═════ MATERIAL FOR THIS EXERCISE
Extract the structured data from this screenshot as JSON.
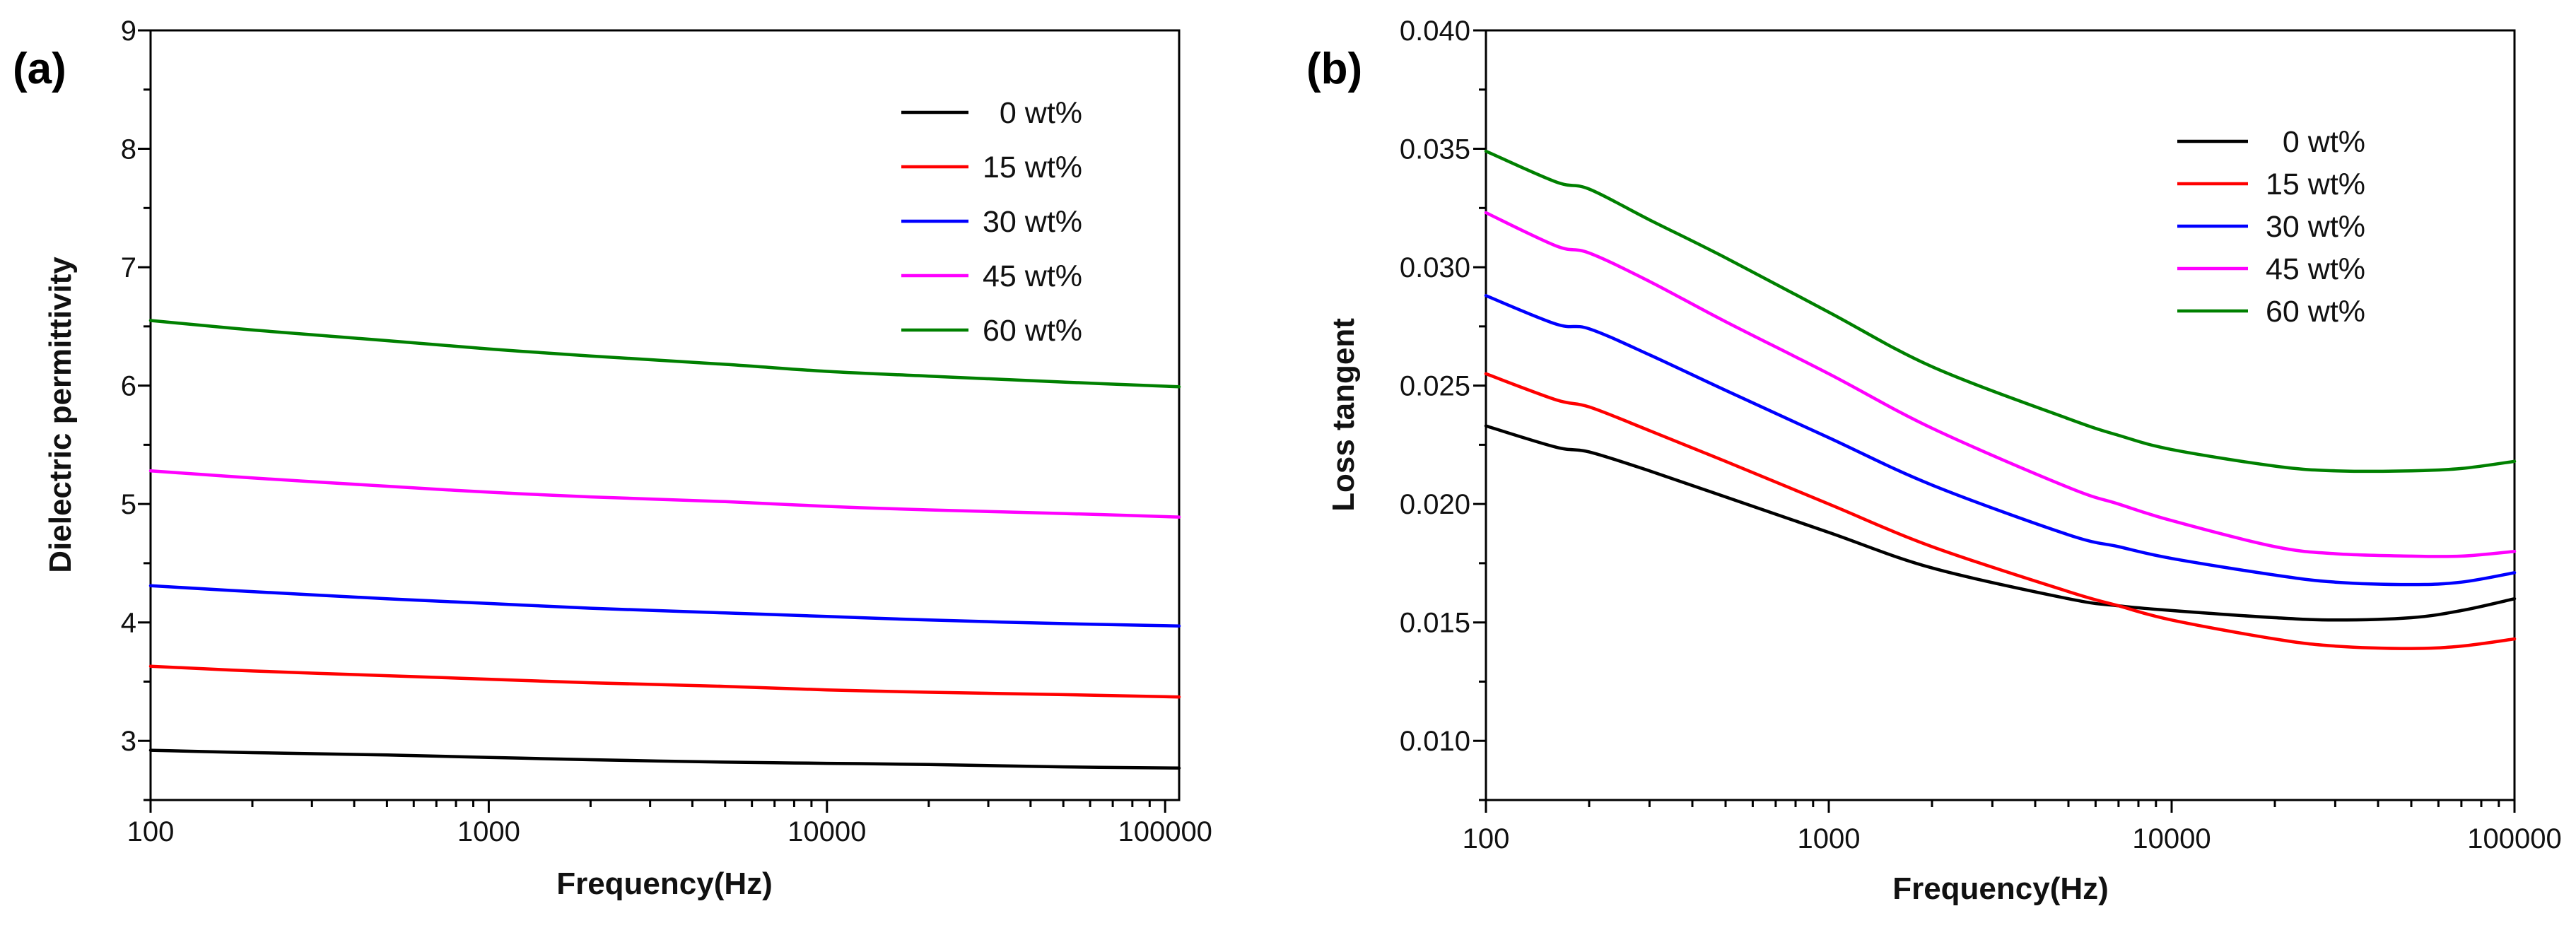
{
  "colors": {
    "0 wt%": "#000000",
    "15 wt%": "#ff0000",
    "30 wt%": "#0000ff",
    "45 wt%": "#ff00ff",
    "60 wt%": "#008000"
  },
  "chart_data": [
    {
      "type": "line",
      "panel_label": "(a)",
      "title": "",
      "xlabel": "Frequency(Hz)",
      "ylabel": "Dielectric permittivity",
      "xscale": "log",
      "xlim": [
        100,
        110000
      ],
      "ylim": [
        2.5,
        9
      ],
      "xticks": [
        100,
        1000,
        10000,
        100000
      ],
      "xtick_labels": [
        "100",
        "1000",
        "10000",
        "100000"
      ],
      "yticks": [
        3,
        4,
        5,
        6,
        7,
        8,
        9
      ],
      "ytick_labels": [
        "3",
        "4",
        "5",
        "6",
        "7",
        "8",
        "9"
      ],
      "legend_position": "top-right",
      "x": [
        100,
        200,
        500,
        1000,
        2000,
        5000,
        10000,
        20000,
        50000,
        110000
      ],
      "series": [
        {
          "name": "0 wt%",
          "values": [
            2.92,
            2.9,
            2.88,
            2.86,
            2.84,
            2.82,
            2.81,
            2.8,
            2.78,
            2.77
          ]
        },
        {
          "name": "15 wt%",
          "values": [
            3.63,
            3.59,
            3.55,
            3.52,
            3.49,
            3.46,
            3.43,
            3.41,
            3.39,
            3.37
          ]
        },
        {
          "name": "30 wt%",
          "values": [
            4.31,
            4.26,
            4.2,
            4.16,
            4.12,
            4.08,
            4.05,
            4.02,
            3.99,
            3.97
          ]
        },
        {
          "name": "45 wt%",
          "values": [
            5.28,
            5.22,
            5.15,
            5.1,
            5.06,
            5.02,
            4.98,
            4.95,
            4.92,
            4.89
          ]
        },
        {
          "name": "60 wt%",
          "values": [
            6.55,
            6.47,
            6.38,
            6.31,
            6.25,
            6.18,
            6.12,
            6.08,
            6.03,
            5.99
          ]
        }
      ]
    },
    {
      "type": "line",
      "panel_label": "(b)",
      "title": "",
      "xlabel": "Frequency(Hz)",
      "ylabel": "Loss tangent",
      "xscale": "log",
      "xlim": [
        100,
        100000
      ],
      "ylim": [
        0.0075,
        0.04
      ],
      "xticks": [
        100,
        1000,
        10000,
        100000
      ],
      "xtick_labels": [
        "100",
        "1000",
        "10000",
        "100000"
      ],
      "yticks": [
        0.01,
        0.015,
        0.02,
        0.025,
        0.03,
        0.035,
        0.04
      ],
      "ytick_labels": [
        "0.010",
        "0.015",
        "0.020",
        "0.025",
        "0.030",
        "0.035",
        "0.040"
      ],
      "legend_position": "top-right",
      "x": [
        100,
        160,
        200,
        300,
        500,
        1000,
        2000,
        5000,
        7000,
        10000,
        20000,
        30000,
        50000,
        70000,
        100000
      ],
      "series": [
        {
          "name": "0 wt%",
          "values": [
            0.0233,
            0.0224,
            0.0222,
            0.0214,
            0.0203,
            0.0188,
            0.0173,
            0.016,
            0.0157,
            0.0155,
            0.0152,
            0.0151,
            0.0152,
            0.0155,
            0.016
          ]
        },
        {
          "name": "15 wt%",
          "values": [
            0.0255,
            0.0244,
            0.0241,
            0.0231,
            0.0218,
            0.02,
            0.0182,
            0.0163,
            0.0157,
            0.0151,
            0.0143,
            0.014,
            0.0139,
            0.014,
            0.0143
          ]
        },
        {
          "name": "30 wt%",
          "values": [
            0.0288,
            0.0276,
            0.0274,
            0.0263,
            0.0248,
            0.0228,
            0.0208,
            0.0187,
            0.0182,
            0.0177,
            0.017,
            0.0167,
            0.0166,
            0.0167,
            0.0171
          ]
        },
        {
          "name": "45 wt%",
          "values": [
            0.0323,
            0.0309,
            0.0306,
            0.0294,
            0.0277,
            0.0255,
            0.0232,
            0.0207,
            0.02,
            0.0193,
            0.0182,
            0.0179,
            0.0178,
            0.0178,
            0.018
          ]
        },
        {
          "name": "60 wt%",
          "values": [
            0.0349,
            0.0336,
            0.0333,
            0.032,
            0.0304,
            0.0281,
            0.0258,
            0.0236,
            0.0229,
            0.0223,
            0.0216,
            0.0214,
            0.0214,
            0.0215,
            0.0218
          ]
        }
      ]
    }
  ]
}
══════════
## EXERCISE DIRECTIONS
Pictures in the records above should not be copied. Repeat everything else exactly.

## TASK SOLUTION
Extract the structured data from this screenshot as JSON.
{
  "colors": {
    "0 wt%": "#000000",
    "15 wt%": "#ff0000",
    "30 wt%": "#0000ff",
    "45 wt%": "#ff00ff",
    "60 wt%": "#008000"
  },
  "chart_data": [
    {
      "type": "line",
      "panel_label": "(a)",
      "title": "",
      "xlabel": "Frequency(Hz)",
      "ylabel": "Dielectric permittivity",
      "xscale": "log",
      "xlim": [
        100,
        110000
      ],
      "ylim": [
        2.5,
        9
      ],
      "xticks": [
        100,
        1000,
        10000,
        100000
      ],
      "xtick_labels": [
        "100",
        "1000",
        "10000",
        "100000"
      ],
      "yticks": [
        3,
        4,
        5,
        6,
        7,
        8,
        9
      ],
      "ytick_labels": [
        "3",
        "4",
        "5",
        "6",
        "7",
        "8",
        "9"
      ],
      "legend_position": "top-right",
      "x": [
        100,
        200,
        500,
        1000,
        2000,
        5000,
        10000,
        20000,
        50000,
        110000
      ],
      "series": [
        {
          "name": "0 wt%",
          "values": [
            2.92,
            2.9,
            2.88,
            2.86,
            2.84,
            2.82,
            2.81,
            2.8,
            2.78,
            2.77
          ]
        },
        {
          "name": "15 wt%",
          "values": [
            3.63,
            3.59,
            3.55,
            3.52,
            3.49,
            3.46,
            3.43,
            3.41,
            3.39,
            3.37
          ]
        },
        {
          "name": "30 wt%",
          "values": [
            4.31,
            4.26,
            4.2,
            4.16,
            4.12,
            4.08,
            4.05,
            4.02,
            3.99,
            3.97
          ]
        },
        {
          "name": "45 wt%",
          "values": [
            5.28,
            5.22,
            5.15,
            5.1,
            5.06,
            5.02,
            4.98,
            4.95,
            4.92,
            4.89
          ]
        },
        {
          "name": "60 wt%",
          "values": [
            6.55,
            6.47,
            6.38,
            6.31,
            6.25,
            6.18,
            6.12,
            6.08,
            6.03,
            5.99
          ]
        }
      ]
    },
    {
      "type": "line",
      "panel_label": "(b)",
      "title": "",
      "xlabel": "Frequency(Hz)",
      "ylabel": "Loss tangent",
      "xscale": "log",
      "xlim": [
        100,
        100000
      ],
      "ylim": [
        0.0075,
        0.04
      ],
      "xticks": [
        100,
        1000,
        10000,
        100000
      ],
      "xtick_labels": [
        "100",
        "1000",
        "10000",
        "100000"
      ],
      "yticks": [
        0.01,
        0.015,
        0.02,
        0.025,
        0.03,
        0.035,
        0.04
      ],
      "ytick_labels": [
        "0.010",
        "0.015",
        "0.020",
        "0.025",
        "0.030",
        "0.035",
        "0.040"
      ],
      "legend_position": "top-right",
      "x": [
        100,
        160,
        200,
        300,
        500,
        1000,
        2000,
        5000,
        7000,
        10000,
        20000,
        30000,
        50000,
        70000,
        100000
      ],
      "series": [
        {
          "name": "0 wt%",
          "values": [
            0.0233,
            0.0224,
            0.0222,
            0.0214,
            0.0203,
            0.0188,
            0.0173,
            0.016,
            0.0157,
            0.0155,
            0.0152,
            0.0151,
            0.0152,
            0.0155,
            0.016
          ]
        },
        {
          "name": "15 wt%",
          "values": [
            0.0255,
            0.0244,
            0.0241,
            0.0231,
            0.0218,
            0.02,
            0.0182,
            0.0163,
            0.0157,
            0.0151,
            0.0143,
            0.014,
            0.0139,
            0.014,
            0.0143
          ]
        },
        {
          "name": "30 wt%",
          "values": [
            0.0288,
            0.0276,
            0.0274,
            0.0263,
            0.0248,
            0.0228,
            0.0208,
            0.0187,
            0.0182,
            0.0177,
            0.017,
            0.0167,
            0.0166,
            0.0167,
            0.0171
          ]
        },
        {
          "name": "45 wt%",
          "values": [
            0.0323,
            0.0309,
            0.0306,
            0.0294,
            0.0277,
            0.0255,
            0.0232,
            0.0207,
            0.02,
            0.0193,
            0.0182,
            0.0179,
            0.0178,
            0.0178,
            0.018
          ]
        },
        {
          "name": "60 wt%",
          "values": [
            0.0349,
            0.0336,
            0.0333,
            0.032,
            0.0304,
            0.0281,
            0.0258,
            0.0236,
            0.0229,
            0.0223,
            0.0216,
            0.0214,
            0.0214,
            0.0215,
            0.0218
          ]
        }
      ]
    }
  ]
}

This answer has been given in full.